◆ **Texte à lire**:
□ □ □ □ □ □ □
Aujourd’hui, nous voyons bien que son maintien – sous sa forme actuelle – ne peut que plonger les pays de zone Euro dans une récession qui durera de nombreuses années. C’est pourquoi il importe de faire sauter ce carcan et de rendre ainsi possible la mise en place d’autres nécessaires mesures. C’est un commencement et certainement pas une fin, comme le prétendent certains. Mais, c’est un commencement indispensable et il est illusoire de croire que ces autres mesures puissent être mises en action avec un Euro dans sa forme actuelle.

C’est pourquoi la question de l’Euro, d’une possible sortie de la zone comme de sa possible évolution et transformation, est appelée à dominer le débat politique en France, mais aussi de plus en plus en Europe, pour les mois à venir.
□ □ □ □ □ □ □
Listes de régions par élément:
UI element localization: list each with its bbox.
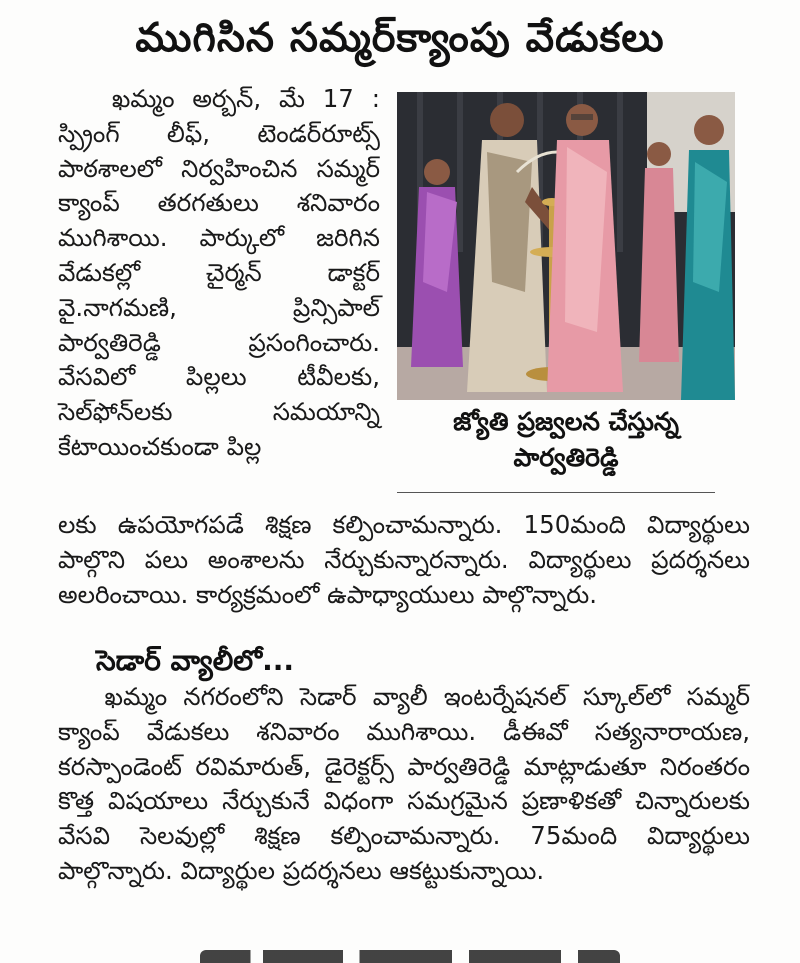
photo-caption: [397, 404, 735, 476]
photo-caption-line-2: పార్వతిరెడ్డి: [513, 443, 619, 472]
photo-caption-line-1: జ్యోతి ప్రజ్వలన చేస్తున్న: [453, 407, 679, 436]
news-photo-lamp-lighting: [397, 92, 735, 400]
caption-divider: [397, 492, 715, 493]
next-headline-cut-off: [200, 944, 620, 963]
article-paragraph-2: ఖమ్మం నగరంలోని సెడార్ వ్యాలీ ఇంటర్నేషనల్ స్కూల్‌లో సమ్మర్ క్యాంప్ వేడుకలు శనివారం ముగిశాయి. డీఈవో సత్యనారాయణ, కరస్పాండెంట్ రవిమారుత్, డైరెక్టర్స్ పార్వతిరెడ్డి మాట్లాడుతూ నిరంతరం కొత్త విషయాలు నేర్చుకునే విధంగా సమగ్రమైన ప్రణాళికతో చిన్నారులకు వేసవి సెలవుల్లో శిక్షణ కల్పించామన్నారు. 75మంది విద్యార్థులు పాల్గొన్నారు. విద్యార్థుల ప్రదర్శనలు ఆకట్టుకున్నాయి.: [58, 682, 750, 885]
person-pink-background: [639, 142, 679, 362]
photo-illustration: [397, 92, 735, 400]
article-paragraph-1-wrapped: ఖమ్మం అర్బన్, మే 17 : స్ప్రింగ్ లీఫ్, టెండర్‌రూట్స్ పాఠశాలలో నిర్వహించిన సమ్మర్ క్యాంప్ తరగతులు శనివారం ముగిశాయి. పార్కులో జరిగిన వేడుకల్లో చైర్మన్ డాక్టర్ వై.నాగమణి, ప్రిన్సిపాల్ పార్వతిరెడ్డి ప్రసంగించారు. వేసవిలో పిల్లలు టీవీలకు, సెల్‌ఫోన్‌లకు సమయాన్ని కేటాయించకుండా పిల్ల: [58, 84, 380, 461]
article-paragraph-1-continued: లకు ఉపయోగపడే శిక్షణ కల్పించామన్నారు. 150మంది విద్యార్థులు పాల్గొని పలు అంశాలను నేర్చుకున్నారన్నారు. విద్యార్థులు ప్రదర్శనలు అలరించాయి. కార్యక్రమంలో ఉపాధ్యాయులు పాల్గొన్నారు.: [58, 510, 750, 609]
article-subheading: సెడార్ వ్యాలీలో...: [96, 644, 294, 677]
cut-off-text-fragment: [200, 950, 620, 963]
article-headline: ముగిసిన సమ్మర్‌క్యాంపు వేడుకలు: [135, 15, 665, 61]
person-teal-saree: [681, 115, 735, 400]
□ □ □ □ □ □ □
Veuillez indiquer, d'après le texte, ce que provoquerait pour les pays de la zone Euro le maintien de l'Euro sous sa forme actuelle.

Il les plongerait dans une récession qui durerait de nombreuses années.